▶ [Requirements]
Without omitting anything, return the records precisely as given.
══════════════════════════════
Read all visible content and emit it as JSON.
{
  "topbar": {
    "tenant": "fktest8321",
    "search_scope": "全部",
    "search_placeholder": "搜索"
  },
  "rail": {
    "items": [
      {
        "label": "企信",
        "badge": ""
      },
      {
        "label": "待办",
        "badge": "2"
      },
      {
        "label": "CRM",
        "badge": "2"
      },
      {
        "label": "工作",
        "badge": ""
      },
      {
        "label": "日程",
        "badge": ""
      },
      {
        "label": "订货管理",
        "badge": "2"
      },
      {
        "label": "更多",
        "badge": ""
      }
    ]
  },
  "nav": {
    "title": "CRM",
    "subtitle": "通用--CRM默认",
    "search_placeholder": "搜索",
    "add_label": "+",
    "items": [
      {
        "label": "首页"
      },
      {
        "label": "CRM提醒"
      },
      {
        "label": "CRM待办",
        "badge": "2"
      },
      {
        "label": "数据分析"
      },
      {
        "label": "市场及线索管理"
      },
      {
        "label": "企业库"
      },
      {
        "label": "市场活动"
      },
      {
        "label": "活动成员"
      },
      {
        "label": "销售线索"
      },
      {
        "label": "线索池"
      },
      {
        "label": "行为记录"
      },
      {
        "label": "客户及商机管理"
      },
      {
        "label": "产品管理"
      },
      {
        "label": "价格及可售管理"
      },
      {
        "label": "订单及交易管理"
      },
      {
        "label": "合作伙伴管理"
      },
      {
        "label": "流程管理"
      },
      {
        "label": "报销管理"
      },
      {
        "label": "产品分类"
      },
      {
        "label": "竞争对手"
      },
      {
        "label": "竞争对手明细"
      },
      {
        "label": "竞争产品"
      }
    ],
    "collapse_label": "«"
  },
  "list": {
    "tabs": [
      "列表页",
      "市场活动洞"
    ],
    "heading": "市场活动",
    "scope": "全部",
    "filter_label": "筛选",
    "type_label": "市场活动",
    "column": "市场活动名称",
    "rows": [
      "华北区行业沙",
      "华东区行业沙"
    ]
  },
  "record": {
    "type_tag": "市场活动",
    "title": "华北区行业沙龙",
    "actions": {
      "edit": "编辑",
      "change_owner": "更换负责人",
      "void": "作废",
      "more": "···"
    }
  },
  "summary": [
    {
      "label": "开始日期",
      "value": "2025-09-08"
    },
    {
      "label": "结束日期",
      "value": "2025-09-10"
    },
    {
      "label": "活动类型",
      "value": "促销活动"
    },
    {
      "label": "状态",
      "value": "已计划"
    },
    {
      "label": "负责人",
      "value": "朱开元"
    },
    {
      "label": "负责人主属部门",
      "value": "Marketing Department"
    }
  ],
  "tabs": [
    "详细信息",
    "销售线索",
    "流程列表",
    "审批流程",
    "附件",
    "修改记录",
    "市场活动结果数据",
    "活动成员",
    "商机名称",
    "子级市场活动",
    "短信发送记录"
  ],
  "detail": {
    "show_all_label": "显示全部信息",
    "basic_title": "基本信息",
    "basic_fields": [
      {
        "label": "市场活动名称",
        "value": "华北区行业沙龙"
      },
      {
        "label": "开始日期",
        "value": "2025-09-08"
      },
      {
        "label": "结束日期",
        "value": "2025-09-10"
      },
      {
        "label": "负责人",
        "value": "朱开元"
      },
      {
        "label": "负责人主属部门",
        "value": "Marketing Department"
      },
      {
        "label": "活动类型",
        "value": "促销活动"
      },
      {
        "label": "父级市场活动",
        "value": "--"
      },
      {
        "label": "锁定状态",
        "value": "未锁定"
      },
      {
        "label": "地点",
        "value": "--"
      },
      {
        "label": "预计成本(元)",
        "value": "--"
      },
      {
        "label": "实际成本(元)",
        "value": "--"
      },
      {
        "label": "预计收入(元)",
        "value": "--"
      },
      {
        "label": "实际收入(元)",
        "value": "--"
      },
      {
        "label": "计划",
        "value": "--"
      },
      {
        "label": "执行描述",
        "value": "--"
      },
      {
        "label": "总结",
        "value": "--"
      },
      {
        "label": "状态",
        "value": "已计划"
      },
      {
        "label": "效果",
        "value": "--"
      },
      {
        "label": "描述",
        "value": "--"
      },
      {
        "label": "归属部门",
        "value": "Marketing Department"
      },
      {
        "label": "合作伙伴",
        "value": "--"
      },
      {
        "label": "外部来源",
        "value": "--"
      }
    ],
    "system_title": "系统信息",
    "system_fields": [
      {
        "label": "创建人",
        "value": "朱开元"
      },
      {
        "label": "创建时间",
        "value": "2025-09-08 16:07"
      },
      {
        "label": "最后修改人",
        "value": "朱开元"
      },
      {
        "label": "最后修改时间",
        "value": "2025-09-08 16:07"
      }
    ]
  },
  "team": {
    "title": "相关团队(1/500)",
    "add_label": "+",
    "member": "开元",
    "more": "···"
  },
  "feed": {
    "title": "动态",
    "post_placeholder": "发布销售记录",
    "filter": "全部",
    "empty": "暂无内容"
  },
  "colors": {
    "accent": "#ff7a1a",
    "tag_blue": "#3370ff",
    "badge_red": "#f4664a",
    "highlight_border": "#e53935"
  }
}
══════════════════════════════
▶ [Final answer]
Read all visible content and emit it as JSON.
{
  "topbar": {
    "tenant": "fktest8321",
    "search_scope": "全部",
    "search_placeholder": "搜索"
  },
  "rail": {
    "items": [
      {
        "label": "企信",
        "badge": ""
      },
      {
        "label": "待办",
        "badge": "2"
      },
      {
        "label": "CRM",
        "badge": "2"
      },
      {
        "label": "工作",
        "badge": ""
      },
      {
        "label": "日程",
        "badge": ""
      },
      {
        "label": "订货管理",
        "badge": "2"
      },
      {
        "label": "更多",
        "badge": ""
      }
    ]
  },
  "nav": {
    "title": "CRM",
    "subtitle": "通用--CRM默认",
    "search_placeholder": "搜索",
    "add_label": "+",
    "items": [
      {
        "label": "首页"
      },
      {
        "label": "CRM提醒"
      },
      {
        "label": "CRM待办",
        "badge": "2"
      },
      {
        "label": "数据分析"
      },
      {
        "label": "市场及线索管理"
      },
      {
        "label": "企业库"
      },
      {
        "label": "市场活动"
      },
      {
        "label": "活动成员"
      },
      {
        "label": "销售线索"
      },
      {
        "label": "线索池"
      },
      {
        "label": "行为记录"
      },
      {
        "label": "客户及商机管理"
      },
      {
        "label": "产品管理"
      },
      {
        "label": "价格及可售管理"
      },
      {
        "label": "订单及交易管理"
      },
      {
        "label": "合作伙伴管理"
      },
      {
        "label": "流程管理"
      },
      {
        "label": "报销管理"
      },
      {
        "label": "产品分类"
      },
      {
        "label": "竞争对手"
      },
      {
        "label": "竞争对手明细"
      },
      {
        "label": "竞争产品"
      }
    ],
    "collapse_label": "«"
  },
  "list": {
    "tabs": [
      "列表页",
      "市场活动洞"
    ],
    "heading": "市场活动",
    "scope": "全部",
    "filter_label": "筛选",
    "type_label": "市场活动",
    "column": "市场活动名称",
    "rows": [
      "华北区行业沙",
      "华东区行业沙"
    ]
  },
  "record": {
    "type_tag": "市场活动",
    "title": "华北区行业沙龙",
    "actions": {
      "edit": "编辑",
      "change_owner": "更换负责人",
      "void": "作废",
      "more": "···"
    }
  },
  "summary": [
    {
      "label": "开始日期",
      "value": "2025-09-08"
    },
    {
      "label": "结束日期",
      "value": "2025-09-10"
    },
    {
      "label": "活动类型",
      "value": "促销活动"
    },
    {
      "label": "状态",
      "value": "已计划"
    },
    {
      "label": "负责人",
      "value": "朱开元"
    },
    {
      "label": "负责人主属部门",
      "value": "Marketing Department"
    }
  ],
  "tabs": [
    "详细信息",
    "销售线索",
    "流程列表",
    "审批流程",
    "附件",
    "修改记录",
    "市场活动结果数据",
    "活动成员",
    "商机名称",
    "子级市场活动",
    "短信发送记录"
  ],
  "detail": {
    "show_all_label": "显示全部信息",
    "basic_title": "基本信息",
    "basic_fields": [
      {
        "label": "市场活动名称",
        "value": "华北区行业沙龙"
      },
      {
        "label": "开始日期",
        "value": "2025-09-08"
      },
      {
        "label": "结束日期",
        "value": "2025-09-10"
      },
      {
        "label": "负责人",
        "value": "朱开元"
      },
      {
        "label": "负责人主属部门",
        "value": "Marketing Department"
      },
      {
        "label": "活动类型",
        "value": "促销活动"
      },
      {
        "label": "父级市场活动",
        "value": "--"
      },
      {
        "label": "锁定状态",
        "value": "未锁定"
      },
      {
        "label": "地点",
        "value": "--"
      },
      {
        "label": "预计成本(元)",
        "value": "--"
      },
      {
        "label": "实际成本(元)",
        "value": "--"
      },
      {
        "label": "预计收入(元)",
        "value": "--"
      },
      {
        "label": "实际收入(元)",
        "value": "--"
      },
      {
        "label": "计划",
        "value": "--"
      },
      {
        "label": "执行描述",
        "value": "--"
      },
      {
        "label": "总结",
        "value": "--"
      },
      {
        "label": "状态",
        "value": "已计划"
      },
      {
        "label": "效果",
        "value": "--"
      },
      {
        "label": "描述",
        "value": "--"
      },
      {
        "label": "归属部门",
        "value": "Marketing Department"
      },
      {
        "label": "合作伙伴",
        "value": "--"
      },
      {
        "label": "外部来源",
        "value": "--"
      }
    ],
    "system_title": "系统信息",
    "system_fields": [
      {
        "label": "创建人",
        "value": "朱开元"
      },
      {
        "label": "创建时间",
        "value": "2025-09-08 16:07"
      },
      {
        "label": "最后修改人",
        "value": "朱开元"
      },
      {
        "label": "最后修改时间",
        "value": "2025-09-08 16:07"
      }
    ]
  },
  "team": {
    "title": "相关团队(1/500)",
    "add_label": "+",
    "member": "开元",
    "more": "···"
  },
  "feed": {
    "title": "动态",
    "post_placeholder": "发布销售记录",
    "filter": "全部",
    "empty": "暂无内容"
  },
  "colors": {
    "accent": "#ff7a1a",
    "tag_blue": "#3370ff",
    "badge_red": "#f4664a",
    "highlight_border": "#e53935"
  }
}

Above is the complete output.